## begin
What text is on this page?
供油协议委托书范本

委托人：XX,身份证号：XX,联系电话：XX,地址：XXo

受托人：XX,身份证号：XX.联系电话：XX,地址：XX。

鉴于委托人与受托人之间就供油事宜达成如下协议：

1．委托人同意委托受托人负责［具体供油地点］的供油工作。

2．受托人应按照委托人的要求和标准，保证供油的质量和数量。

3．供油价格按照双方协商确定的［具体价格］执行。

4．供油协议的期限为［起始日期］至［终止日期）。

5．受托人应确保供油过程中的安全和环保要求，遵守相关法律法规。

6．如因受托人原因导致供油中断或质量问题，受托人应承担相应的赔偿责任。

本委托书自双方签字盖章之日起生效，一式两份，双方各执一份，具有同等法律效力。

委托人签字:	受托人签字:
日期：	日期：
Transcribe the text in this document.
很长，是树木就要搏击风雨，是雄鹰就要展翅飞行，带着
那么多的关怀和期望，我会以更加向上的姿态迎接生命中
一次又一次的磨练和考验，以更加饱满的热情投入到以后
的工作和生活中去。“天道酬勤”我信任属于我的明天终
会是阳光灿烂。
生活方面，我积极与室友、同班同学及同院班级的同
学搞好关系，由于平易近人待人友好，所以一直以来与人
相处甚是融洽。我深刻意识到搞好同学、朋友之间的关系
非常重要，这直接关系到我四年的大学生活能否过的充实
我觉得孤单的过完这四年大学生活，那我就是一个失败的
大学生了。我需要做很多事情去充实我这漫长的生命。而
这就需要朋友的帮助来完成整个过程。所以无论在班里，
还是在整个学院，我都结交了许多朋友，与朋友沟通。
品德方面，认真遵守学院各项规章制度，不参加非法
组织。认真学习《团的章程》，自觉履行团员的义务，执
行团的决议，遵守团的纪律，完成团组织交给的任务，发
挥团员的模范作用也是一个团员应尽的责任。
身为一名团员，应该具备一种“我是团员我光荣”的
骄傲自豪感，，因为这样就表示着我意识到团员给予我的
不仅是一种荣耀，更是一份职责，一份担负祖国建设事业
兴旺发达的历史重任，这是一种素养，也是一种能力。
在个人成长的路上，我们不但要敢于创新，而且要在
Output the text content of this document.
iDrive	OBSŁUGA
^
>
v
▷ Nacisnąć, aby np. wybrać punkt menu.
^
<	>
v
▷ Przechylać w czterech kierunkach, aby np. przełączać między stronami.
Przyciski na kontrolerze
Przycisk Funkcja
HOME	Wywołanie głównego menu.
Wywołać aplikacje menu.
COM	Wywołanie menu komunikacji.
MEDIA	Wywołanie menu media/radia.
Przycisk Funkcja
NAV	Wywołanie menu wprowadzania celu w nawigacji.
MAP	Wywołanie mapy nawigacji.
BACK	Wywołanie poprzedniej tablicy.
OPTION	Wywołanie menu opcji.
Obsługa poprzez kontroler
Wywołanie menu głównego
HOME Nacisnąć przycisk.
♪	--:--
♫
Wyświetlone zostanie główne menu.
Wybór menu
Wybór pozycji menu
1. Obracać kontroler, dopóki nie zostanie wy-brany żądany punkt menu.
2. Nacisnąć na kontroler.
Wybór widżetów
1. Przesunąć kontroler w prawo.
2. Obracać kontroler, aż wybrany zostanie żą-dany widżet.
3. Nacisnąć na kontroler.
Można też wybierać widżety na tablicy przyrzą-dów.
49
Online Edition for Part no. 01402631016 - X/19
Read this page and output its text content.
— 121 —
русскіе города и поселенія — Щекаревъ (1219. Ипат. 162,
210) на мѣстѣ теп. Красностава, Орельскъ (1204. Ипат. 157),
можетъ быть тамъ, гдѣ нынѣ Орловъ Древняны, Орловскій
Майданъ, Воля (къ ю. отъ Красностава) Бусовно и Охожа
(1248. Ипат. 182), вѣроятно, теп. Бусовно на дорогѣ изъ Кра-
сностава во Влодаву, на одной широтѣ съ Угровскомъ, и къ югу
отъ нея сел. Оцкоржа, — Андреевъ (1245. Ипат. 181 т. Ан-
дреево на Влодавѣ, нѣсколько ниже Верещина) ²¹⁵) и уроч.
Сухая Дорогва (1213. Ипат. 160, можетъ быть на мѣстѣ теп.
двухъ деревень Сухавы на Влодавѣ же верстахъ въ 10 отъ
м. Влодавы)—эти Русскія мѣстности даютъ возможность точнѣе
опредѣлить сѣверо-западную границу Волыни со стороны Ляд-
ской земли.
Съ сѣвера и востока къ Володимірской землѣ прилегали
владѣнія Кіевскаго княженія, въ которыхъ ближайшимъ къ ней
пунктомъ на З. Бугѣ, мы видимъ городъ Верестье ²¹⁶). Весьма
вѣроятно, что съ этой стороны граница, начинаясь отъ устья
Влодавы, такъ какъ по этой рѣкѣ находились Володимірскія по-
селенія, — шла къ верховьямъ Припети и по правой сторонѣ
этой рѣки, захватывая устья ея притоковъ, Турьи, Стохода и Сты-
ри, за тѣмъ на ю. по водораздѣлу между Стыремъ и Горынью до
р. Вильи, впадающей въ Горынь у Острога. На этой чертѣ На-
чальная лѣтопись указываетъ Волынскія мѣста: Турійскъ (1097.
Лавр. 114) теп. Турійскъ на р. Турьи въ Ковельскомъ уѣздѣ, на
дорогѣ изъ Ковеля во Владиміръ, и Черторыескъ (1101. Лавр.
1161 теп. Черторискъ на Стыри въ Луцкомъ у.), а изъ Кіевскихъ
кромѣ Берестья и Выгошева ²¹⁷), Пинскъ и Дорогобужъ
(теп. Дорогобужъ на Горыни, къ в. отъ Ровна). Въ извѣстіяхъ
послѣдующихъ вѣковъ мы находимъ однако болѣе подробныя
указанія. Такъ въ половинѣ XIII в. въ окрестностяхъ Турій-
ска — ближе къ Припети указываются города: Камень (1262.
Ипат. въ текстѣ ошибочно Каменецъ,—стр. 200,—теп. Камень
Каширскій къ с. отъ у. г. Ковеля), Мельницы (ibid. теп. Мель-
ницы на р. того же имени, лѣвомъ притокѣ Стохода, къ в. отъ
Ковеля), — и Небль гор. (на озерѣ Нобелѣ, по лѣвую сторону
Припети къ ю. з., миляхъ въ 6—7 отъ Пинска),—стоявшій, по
## end
▸ **What is being asked**: Emit the records above again, exactly, with no line skipped.

▸ **Answer below**:
What text is on this page?
供油协议委托书范本

委托人：XX,身份证号：XX,联系电话：XX,地址：XXo

受托人：XX,身份证号：XX.联系电话：XX,地址：XX。

鉴于委托人与受托人之间就供油事宜达成如下协议：

1．委托人同意委托受托人负责［具体供油地点］的供油工作。

2．受托人应按照委托人的要求和标准，保证供油的质量和数量。

3．供油价格按照双方协商确定的［具体价格］执行。

4．供油协议的期限为［起始日期］至［终止日期）。

5．受托人应确保供油过程中的安全和环保要求，遵守相关法律法规。

6．如因受托人原因导致供油中断或质量问题，受托人应承担相应的赔偿责任。

本委托书自双方签字盖章之日起生效，一式两份，双方各执一份，具有同等法律效力。

委托人签字:	受托人签字:
日期：	日期：
Transcribe the text in this document.
很长，是树木就要搏击风雨，是雄鹰就要展翅飞行，带着
那么多的关怀和期望，我会以更加向上的姿态迎接生命中
一次又一次的磨练和考验，以更加饱满的热情投入到以后
的工作和生活中去。“天道酬勤”我信任属于我的明天终
会是阳光灿烂。
生活方面，我积极与室友、同班同学及同院班级的同
学搞好关系，由于平易近人待人友好，所以一直以来与人
相处甚是融洽。我深刻意识到搞好同学、朋友之间的关系
非常重要，这直接关系到我四年的大学生活能否过的充实
我觉得孤单的过完这四年大学生活，那我就是一个失败的
大学生了。我需要做很多事情去充实我这漫长的生命。而
这就需要朋友的帮助来完成整个过程。所以无论在班里，
还是在整个学院，我都结交了许多朋友，与朋友沟通。
品德方面，认真遵守学院各项规章制度，不参加非法
组织。认真学习《团的章程》，自觉履行团员的义务，执
行团的决议，遵守团的纪律，完成团组织交给的任务，发
挥团员的模范作用也是一个团员应尽的责任。
身为一名团员，应该具备一种“我是团员我光荣”的
骄傲自豪感，，因为这样就表示着我意识到团员给予我的
不仅是一种荣耀，更是一份职责，一份担负祖国建设事业
兴旺发达的历史重任，这是一种素养，也是一种能力。
在个人成长的路上，我们不但要敢于创新，而且要在
Output the text content of this document.
iDrive	OBSŁUGA
^
>
v
▷ Nacisnąć, aby np. wybrać punkt menu.
^
<	>
v
▷ Przechylać w czterech kierunkach, aby np. przełączać między stronami.
Przyciski na kontrolerze
Przycisk Funkcja
HOME	Wywołanie głównego menu.
Wywołać aplikacje menu.
COM	Wywołanie menu komunikacji.
MEDIA	Wywołanie menu media/radia.
Przycisk Funkcja
NAV	Wywołanie menu wprowadzania celu w nawigacji.
MAP	Wywołanie mapy nawigacji.
BACK	Wywołanie poprzedniej tablicy.
OPTION	Wywołanie menu opcji.
Obsługa poprzez kontroler
Wywołanie menu głównego
HOME Nacisnąć przycisk.
♪	--:--
♫
Wyświetlone zostanie główne menu.
Wybór menu
Wybór pozycji menu
1. Obracać kontroler, dopóki nie zostanie wy-brany żądany punkt menu.
2. Nacisnąć na kontroler.
Wybór widżetów
1. Przesunąć kontroler w prawo.
2. Obracać kontroler, aż wybrany zostanie żą-dany widżet.
3. Nacisnąć na kontroler.
Można też wybierać widżety na tablicy przyrzą-dów.
49
Online Edition for Part no. 01402631016 - X/19
Read this page and output its text content.
— 121 —
русскіе города и поселенія — Щекаревъ (1219. Ипат. 162,
210) на мѣстѣ теп. Красностава, Орельскъ (1204. Ипат. 157),
можетъ быть тамъ, гдѣ нынѣ Орловъ Древняны, Орловскій
Майданъ, Воля (къ ю. отъ Красностава) Бусовно и Охожа
(1248. Ипат. 182), вѣроятно, теп. Бусовно на дорогѣ изъ Кра-
сностава во Влодаву, на одной широтѣ съ Угровскомъ, и къ югу
отъ нея сел. Оцкоржа, — Андреевъ (1245. Ипат. 181 т. Ан-
дреево на Влодавѣ, нѣсколько ниже Верещина) ²¹⁵) и уроч.
Сухая Дорогва (1213. Ипат. 160, можетъ быть на мѣстѣ теп.
двухъ деревень Сухавы на Влодавѣ же верстахъ въ 10 отъ
м. Влодавы)—эти Русскія мѣстности даютъ возможность точнѣе
опредѣлить сѣверо-западную границу Волыни со стороны Ляд-
ской земли.
Съ сѣвера и востока къ Володимірской землѣ прилегали
владѣнія Кіевскаго княженія, въ которыхъ ближайшимъ къ ней
пунктомъ на З. Бугѣ, мы видимъ городъ Верестье ²¹⁶). Весьма
вѣроятно, что съ этой стороны граница, начинаясь отъ устья
Влодавы, такъ какъ по этой рѣкѣ находились Володимірскія по-
селенія, — шла къ верховьямъ Припети и по правой сторонѣ
этой рѣки, захватывая устья ея притоковъ, Турьи, Стохода и Сты-
ри, за тѣмъ на ю. по водораздѣлу между Стыремъ и Горынью до
р. Вильи, впадающей въ Горынь у Острога. На этой чертѣ На-
чальная лѣтопись указываетъ Волынскія мѣста: Турійскъ (1097.
Лавр. 114) теп. Турійскъ на р. Турьи въ Ковельскомъ уѣздѣ, на
дорогѣ изъ Ковеля во Владиміръ, и Черторыескъ (1101. Лавр.
1161 теп. Черторискъ на Стыри въ Луцкомъ у.), а изъ Кіевскихъ
кромѣ Берестья и Выгошева ²¹⁷), Пинскъ и Дорогобужъ
(теп. Дорогобужъ на Горыни, къ в. отъ Ровна). Въ извѣстіяхъ
послѣдующихъ вѣковъ мы находимъ однако болѣе подробныя
указанія. Такъ въ половинѣ XIII в. въ окрестностяхъ Турій-
ска — ближе къ Припети указываются города: Камень (1262.
Ипат. въ текстѣ ошибочно Каменецъ,—стр. 200,—теп. Камень
Каширскій къ с. отъ у. г. Ковеля), Мельницы (ibid. теп. Мель-
ницы на р. того же имени, лѣвомъ притокѣ Стохода, къ в. отъ
Ковеля), — и Небль гор. (на озерѣ Нобелѣ, по лѣвую сторону
Припети къ ю. з., миляхъ въ 6—7 отъ Пинска),—стоявшій, по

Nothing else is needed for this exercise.